— START Data for the task —

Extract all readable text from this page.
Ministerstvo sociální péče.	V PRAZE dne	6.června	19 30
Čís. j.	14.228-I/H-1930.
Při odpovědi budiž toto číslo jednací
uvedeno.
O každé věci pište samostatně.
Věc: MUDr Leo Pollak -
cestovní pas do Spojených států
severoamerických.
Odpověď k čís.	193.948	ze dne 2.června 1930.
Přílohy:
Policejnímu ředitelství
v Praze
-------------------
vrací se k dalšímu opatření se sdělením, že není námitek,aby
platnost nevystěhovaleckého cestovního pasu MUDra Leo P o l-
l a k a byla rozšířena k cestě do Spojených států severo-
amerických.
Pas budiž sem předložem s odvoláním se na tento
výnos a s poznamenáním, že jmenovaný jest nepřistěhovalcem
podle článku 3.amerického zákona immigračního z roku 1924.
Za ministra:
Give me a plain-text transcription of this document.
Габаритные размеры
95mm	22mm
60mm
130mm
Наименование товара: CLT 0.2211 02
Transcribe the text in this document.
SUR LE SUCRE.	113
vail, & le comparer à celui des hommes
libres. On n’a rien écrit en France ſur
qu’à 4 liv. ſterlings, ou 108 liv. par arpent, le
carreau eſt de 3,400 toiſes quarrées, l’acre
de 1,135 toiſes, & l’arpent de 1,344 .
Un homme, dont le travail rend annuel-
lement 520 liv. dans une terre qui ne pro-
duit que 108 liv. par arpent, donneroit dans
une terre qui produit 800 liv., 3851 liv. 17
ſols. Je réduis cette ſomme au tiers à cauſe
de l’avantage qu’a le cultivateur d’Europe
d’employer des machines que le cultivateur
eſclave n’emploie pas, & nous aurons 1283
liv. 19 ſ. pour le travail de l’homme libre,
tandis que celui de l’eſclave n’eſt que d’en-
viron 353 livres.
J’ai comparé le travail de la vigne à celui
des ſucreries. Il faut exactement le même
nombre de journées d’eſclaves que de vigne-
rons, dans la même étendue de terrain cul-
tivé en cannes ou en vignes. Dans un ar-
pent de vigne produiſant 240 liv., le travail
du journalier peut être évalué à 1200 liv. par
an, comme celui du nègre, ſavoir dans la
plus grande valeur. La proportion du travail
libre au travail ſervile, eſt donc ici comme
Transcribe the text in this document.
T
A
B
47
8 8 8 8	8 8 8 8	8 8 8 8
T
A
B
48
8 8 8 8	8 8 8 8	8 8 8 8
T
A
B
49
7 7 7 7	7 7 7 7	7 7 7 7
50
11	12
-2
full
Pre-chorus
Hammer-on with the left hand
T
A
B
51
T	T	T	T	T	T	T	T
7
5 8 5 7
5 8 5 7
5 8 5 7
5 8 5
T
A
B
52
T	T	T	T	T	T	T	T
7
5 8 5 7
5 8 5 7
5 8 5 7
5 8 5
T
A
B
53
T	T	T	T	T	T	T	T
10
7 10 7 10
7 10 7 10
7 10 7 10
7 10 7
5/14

— END Data for the task —

What is expected:
Identify each line in the records above that contains the word "budiž", and copy it out in full.

Response:
Při odpovědi budiž toto číslo jednací
Pas budiž sem předložem s odvoláním se na tento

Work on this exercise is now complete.